-- Begin Provided entries --

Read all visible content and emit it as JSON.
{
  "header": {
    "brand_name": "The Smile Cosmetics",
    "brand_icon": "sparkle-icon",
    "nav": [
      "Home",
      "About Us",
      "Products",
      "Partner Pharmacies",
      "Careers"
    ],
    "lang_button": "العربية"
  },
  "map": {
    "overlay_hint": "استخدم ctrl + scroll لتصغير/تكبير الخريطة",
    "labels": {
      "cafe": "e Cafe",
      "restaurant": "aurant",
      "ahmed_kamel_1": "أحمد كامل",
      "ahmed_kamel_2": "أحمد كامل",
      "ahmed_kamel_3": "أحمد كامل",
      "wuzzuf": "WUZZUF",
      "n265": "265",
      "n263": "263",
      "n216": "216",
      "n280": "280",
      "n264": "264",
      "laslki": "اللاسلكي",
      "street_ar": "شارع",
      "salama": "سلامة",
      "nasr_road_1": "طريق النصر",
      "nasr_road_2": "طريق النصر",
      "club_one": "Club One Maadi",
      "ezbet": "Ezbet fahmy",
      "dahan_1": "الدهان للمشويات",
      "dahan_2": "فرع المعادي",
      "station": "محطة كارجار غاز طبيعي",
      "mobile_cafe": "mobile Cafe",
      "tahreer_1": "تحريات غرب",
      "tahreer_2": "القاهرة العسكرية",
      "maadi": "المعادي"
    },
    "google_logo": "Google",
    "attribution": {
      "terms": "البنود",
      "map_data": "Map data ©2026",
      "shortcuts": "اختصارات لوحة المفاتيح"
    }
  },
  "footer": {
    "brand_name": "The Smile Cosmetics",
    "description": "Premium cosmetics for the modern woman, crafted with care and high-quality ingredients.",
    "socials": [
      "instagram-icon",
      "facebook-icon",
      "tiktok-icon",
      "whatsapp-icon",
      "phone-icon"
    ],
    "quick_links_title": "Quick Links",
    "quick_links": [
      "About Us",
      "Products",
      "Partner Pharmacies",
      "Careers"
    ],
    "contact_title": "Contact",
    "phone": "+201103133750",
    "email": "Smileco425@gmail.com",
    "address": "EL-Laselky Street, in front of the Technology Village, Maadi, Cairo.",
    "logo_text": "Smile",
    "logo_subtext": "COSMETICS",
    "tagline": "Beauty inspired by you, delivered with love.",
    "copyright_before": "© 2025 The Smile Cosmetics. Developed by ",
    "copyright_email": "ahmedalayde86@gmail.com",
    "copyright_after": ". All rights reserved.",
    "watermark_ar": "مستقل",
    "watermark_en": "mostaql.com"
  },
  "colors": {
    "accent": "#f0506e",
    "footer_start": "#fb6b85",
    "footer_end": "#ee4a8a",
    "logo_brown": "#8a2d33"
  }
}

-- End Provided entries --

Exercise description.
Search the data above for lines holding "كامل" and copy each of them.

Solution to the problem.
      "ahmed_kamel_1": "أحمد كامل",
      "ahmed_kamel_2": "أحمد كامل",
      "ahmed_kamel_3": "أحمد كامل",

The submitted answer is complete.